- **Exercise instructions**:
Return the lines below that carry the word "marker".

- **Data listing**:
※

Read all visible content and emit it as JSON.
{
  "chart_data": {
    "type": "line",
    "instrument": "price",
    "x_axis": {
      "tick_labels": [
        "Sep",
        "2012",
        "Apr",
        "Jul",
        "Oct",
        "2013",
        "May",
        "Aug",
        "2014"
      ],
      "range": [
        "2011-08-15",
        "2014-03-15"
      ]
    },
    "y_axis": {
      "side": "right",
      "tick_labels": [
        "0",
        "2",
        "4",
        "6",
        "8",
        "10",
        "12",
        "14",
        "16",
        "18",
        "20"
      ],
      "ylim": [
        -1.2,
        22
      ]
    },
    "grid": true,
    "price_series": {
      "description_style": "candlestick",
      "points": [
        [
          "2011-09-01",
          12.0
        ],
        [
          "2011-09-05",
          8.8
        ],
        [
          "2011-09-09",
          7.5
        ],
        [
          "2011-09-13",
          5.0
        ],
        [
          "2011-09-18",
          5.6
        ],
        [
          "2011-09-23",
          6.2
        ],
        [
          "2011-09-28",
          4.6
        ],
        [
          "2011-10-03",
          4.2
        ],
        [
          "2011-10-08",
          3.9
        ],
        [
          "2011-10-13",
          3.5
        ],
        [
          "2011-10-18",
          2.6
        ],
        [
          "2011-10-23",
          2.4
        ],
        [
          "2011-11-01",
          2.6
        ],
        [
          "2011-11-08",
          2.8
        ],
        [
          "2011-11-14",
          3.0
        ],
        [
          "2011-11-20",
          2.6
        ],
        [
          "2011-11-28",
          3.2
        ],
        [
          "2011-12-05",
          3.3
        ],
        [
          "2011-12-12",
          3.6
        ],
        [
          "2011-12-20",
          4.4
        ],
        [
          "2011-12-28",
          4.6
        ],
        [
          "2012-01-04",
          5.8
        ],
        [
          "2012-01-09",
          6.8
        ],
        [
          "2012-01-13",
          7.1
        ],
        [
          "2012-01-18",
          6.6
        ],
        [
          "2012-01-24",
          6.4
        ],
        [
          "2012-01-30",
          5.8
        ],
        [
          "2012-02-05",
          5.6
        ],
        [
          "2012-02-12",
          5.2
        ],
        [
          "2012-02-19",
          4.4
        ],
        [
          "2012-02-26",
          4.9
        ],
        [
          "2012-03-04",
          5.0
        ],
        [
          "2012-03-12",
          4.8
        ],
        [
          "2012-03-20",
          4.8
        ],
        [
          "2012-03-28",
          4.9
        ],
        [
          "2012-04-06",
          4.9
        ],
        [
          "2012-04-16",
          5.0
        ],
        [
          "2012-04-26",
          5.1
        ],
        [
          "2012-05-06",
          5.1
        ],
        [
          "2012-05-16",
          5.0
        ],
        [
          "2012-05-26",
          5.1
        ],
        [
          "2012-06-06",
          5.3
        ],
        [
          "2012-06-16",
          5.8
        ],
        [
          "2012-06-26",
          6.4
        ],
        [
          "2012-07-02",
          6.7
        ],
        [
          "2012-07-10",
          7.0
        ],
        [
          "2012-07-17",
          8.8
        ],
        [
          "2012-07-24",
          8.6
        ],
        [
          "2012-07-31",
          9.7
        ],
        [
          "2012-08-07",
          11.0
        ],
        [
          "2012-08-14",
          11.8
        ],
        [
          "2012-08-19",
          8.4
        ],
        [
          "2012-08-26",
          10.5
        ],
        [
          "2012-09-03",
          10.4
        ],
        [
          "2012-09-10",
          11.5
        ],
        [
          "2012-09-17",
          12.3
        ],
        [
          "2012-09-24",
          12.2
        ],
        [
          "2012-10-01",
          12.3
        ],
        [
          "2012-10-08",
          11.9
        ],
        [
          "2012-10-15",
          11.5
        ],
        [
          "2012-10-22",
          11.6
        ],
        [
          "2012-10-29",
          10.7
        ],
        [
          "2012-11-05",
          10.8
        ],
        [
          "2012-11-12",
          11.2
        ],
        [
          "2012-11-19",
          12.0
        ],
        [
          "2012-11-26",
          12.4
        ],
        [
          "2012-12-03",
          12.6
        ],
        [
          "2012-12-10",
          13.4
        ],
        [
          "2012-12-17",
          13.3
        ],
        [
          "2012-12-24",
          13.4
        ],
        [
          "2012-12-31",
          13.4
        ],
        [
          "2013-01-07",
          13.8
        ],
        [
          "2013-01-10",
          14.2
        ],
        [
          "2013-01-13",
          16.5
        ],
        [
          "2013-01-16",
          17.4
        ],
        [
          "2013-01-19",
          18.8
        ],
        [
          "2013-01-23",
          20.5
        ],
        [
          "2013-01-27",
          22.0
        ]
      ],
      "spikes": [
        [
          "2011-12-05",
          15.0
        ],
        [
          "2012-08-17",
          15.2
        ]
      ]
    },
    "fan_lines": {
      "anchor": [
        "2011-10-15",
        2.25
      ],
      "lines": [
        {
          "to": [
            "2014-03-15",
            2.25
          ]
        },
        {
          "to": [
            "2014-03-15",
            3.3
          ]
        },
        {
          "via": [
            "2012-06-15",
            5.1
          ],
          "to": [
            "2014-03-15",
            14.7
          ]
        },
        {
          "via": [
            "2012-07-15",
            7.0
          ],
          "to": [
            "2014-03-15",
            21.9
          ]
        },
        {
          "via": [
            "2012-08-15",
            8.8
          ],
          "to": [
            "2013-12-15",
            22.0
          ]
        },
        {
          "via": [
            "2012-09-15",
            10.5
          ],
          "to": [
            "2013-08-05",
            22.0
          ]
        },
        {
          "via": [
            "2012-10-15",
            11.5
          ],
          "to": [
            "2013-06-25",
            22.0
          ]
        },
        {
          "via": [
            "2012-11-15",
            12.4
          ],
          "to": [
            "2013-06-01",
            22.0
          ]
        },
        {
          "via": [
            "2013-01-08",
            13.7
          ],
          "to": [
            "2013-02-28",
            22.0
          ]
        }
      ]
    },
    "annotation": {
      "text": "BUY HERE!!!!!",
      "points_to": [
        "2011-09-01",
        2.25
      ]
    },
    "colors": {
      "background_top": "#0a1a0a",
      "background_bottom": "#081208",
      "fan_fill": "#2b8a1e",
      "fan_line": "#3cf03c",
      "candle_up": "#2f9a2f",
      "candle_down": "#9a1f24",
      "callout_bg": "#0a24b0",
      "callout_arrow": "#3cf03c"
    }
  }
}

※

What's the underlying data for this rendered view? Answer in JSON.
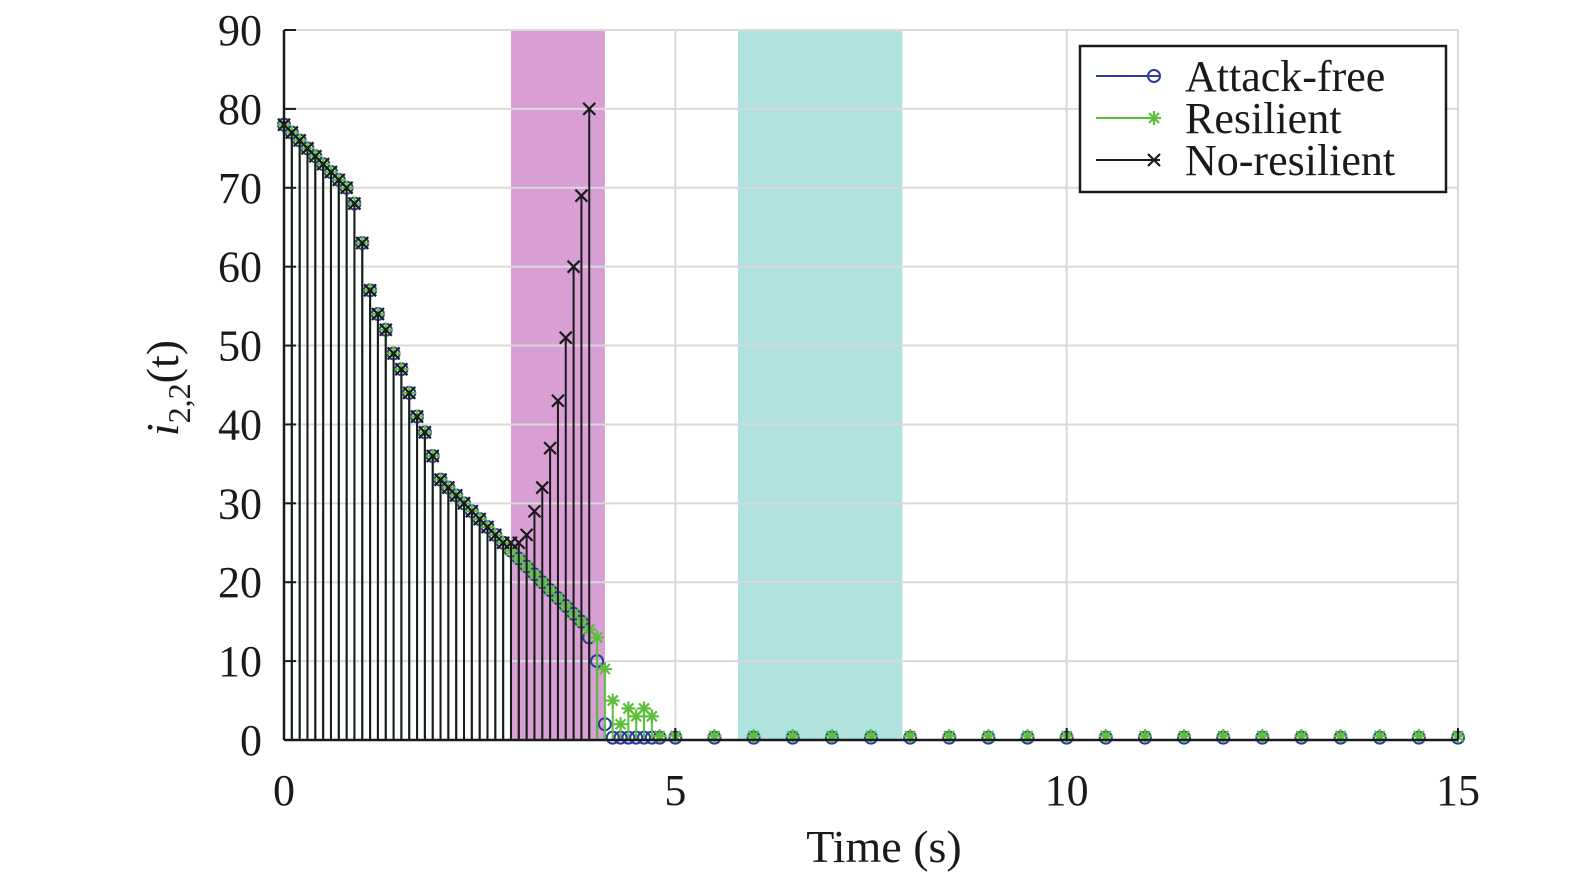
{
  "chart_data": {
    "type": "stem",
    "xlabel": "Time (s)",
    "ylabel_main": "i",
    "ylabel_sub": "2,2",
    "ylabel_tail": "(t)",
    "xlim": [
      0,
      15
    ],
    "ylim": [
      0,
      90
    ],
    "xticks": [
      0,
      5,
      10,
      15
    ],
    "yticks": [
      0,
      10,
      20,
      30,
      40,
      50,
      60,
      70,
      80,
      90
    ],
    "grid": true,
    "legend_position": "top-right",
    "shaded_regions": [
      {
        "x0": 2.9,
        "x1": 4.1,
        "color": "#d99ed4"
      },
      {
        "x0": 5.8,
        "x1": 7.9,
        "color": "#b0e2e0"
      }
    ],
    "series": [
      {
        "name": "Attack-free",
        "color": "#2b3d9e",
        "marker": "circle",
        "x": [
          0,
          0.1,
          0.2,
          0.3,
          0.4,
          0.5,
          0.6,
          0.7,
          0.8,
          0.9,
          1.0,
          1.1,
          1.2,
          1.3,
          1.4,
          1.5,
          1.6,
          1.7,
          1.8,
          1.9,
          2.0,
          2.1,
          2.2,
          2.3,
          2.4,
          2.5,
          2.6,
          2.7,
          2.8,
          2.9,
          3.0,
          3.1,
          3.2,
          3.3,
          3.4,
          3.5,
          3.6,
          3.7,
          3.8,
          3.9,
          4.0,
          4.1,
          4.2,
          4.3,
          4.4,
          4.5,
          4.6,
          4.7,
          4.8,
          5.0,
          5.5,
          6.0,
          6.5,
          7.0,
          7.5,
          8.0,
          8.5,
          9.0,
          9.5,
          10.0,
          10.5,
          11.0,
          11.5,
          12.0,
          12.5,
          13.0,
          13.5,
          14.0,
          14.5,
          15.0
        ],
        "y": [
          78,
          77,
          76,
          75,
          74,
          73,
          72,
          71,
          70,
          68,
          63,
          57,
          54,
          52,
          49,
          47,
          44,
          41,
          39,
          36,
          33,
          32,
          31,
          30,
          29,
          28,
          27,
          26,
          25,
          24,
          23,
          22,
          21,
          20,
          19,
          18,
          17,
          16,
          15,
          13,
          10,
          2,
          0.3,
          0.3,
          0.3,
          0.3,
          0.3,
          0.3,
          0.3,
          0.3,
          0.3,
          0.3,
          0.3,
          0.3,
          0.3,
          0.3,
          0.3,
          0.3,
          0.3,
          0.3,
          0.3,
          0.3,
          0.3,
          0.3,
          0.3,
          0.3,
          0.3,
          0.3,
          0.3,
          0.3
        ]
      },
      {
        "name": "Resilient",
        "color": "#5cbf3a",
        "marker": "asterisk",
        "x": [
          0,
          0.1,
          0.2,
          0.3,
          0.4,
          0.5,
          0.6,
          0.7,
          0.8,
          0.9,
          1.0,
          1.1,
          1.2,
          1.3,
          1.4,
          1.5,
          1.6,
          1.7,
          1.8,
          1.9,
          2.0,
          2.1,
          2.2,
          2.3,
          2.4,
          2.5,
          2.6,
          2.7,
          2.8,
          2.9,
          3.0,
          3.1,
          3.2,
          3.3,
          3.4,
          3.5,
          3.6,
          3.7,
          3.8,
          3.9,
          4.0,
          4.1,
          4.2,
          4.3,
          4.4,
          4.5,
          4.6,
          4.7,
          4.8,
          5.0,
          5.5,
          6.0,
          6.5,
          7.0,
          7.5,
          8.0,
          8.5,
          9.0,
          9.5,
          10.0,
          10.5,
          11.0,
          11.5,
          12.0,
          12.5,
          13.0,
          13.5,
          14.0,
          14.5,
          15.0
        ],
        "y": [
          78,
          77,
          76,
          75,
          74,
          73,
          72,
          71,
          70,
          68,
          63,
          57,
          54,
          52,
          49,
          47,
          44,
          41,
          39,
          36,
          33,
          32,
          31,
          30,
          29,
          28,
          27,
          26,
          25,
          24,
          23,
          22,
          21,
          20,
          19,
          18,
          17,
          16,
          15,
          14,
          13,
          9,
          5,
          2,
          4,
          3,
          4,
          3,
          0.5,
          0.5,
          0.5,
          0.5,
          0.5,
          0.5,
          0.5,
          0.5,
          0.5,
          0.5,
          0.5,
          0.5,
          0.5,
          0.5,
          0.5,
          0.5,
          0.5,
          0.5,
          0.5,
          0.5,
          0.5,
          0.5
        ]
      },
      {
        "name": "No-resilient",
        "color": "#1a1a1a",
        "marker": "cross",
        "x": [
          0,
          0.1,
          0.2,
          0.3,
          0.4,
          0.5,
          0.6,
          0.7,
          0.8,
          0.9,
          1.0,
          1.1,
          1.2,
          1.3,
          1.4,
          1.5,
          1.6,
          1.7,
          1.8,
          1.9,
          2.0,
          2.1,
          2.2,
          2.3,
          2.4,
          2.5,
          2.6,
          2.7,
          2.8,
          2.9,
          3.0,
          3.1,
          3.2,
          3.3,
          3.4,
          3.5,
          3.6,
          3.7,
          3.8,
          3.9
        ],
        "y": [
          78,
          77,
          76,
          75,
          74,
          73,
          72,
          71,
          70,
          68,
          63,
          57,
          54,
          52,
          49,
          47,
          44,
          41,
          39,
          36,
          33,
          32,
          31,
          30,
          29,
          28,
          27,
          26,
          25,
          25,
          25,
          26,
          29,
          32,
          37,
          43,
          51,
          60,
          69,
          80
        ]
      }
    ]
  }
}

※

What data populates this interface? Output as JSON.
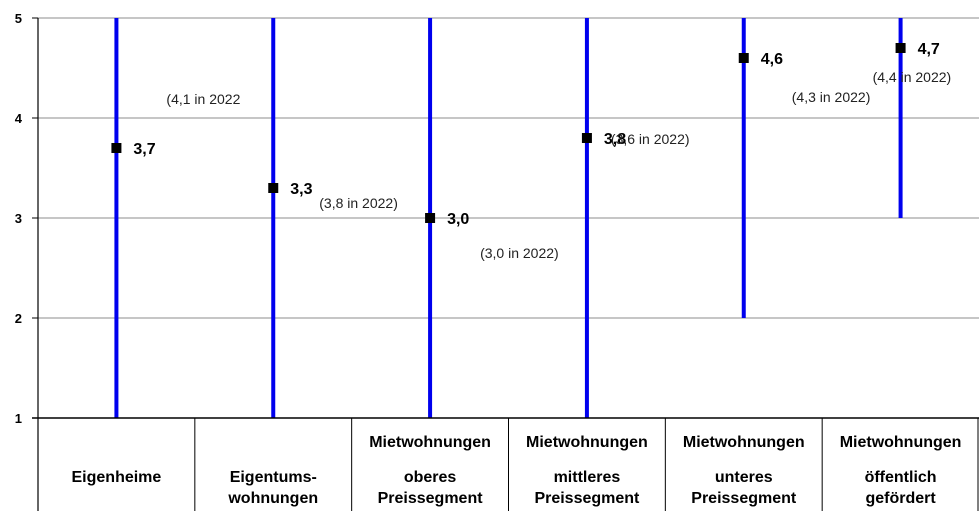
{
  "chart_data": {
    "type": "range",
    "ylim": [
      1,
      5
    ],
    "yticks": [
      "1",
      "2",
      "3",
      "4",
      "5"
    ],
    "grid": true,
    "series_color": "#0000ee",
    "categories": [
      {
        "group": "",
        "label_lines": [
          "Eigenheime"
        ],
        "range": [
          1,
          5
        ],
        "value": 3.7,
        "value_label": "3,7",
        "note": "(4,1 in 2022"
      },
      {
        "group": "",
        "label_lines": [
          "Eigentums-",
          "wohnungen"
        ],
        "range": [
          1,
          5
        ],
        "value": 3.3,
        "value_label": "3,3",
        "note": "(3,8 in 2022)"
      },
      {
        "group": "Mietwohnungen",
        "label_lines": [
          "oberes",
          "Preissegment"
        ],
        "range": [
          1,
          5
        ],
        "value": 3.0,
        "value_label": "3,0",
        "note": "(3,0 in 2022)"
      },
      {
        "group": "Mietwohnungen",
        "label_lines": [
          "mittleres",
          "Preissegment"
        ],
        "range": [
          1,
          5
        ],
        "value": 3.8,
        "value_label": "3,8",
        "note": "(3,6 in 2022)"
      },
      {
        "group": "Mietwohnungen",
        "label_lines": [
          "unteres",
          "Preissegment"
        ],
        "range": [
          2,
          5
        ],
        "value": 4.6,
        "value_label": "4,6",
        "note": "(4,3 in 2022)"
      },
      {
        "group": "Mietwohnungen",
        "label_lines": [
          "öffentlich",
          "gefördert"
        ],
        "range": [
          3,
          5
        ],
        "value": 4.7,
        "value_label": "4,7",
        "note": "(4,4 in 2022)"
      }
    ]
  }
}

※

- **The completed task**:
        "marker": "circle",
        "marker": "asterisk",
        "marker": "cross",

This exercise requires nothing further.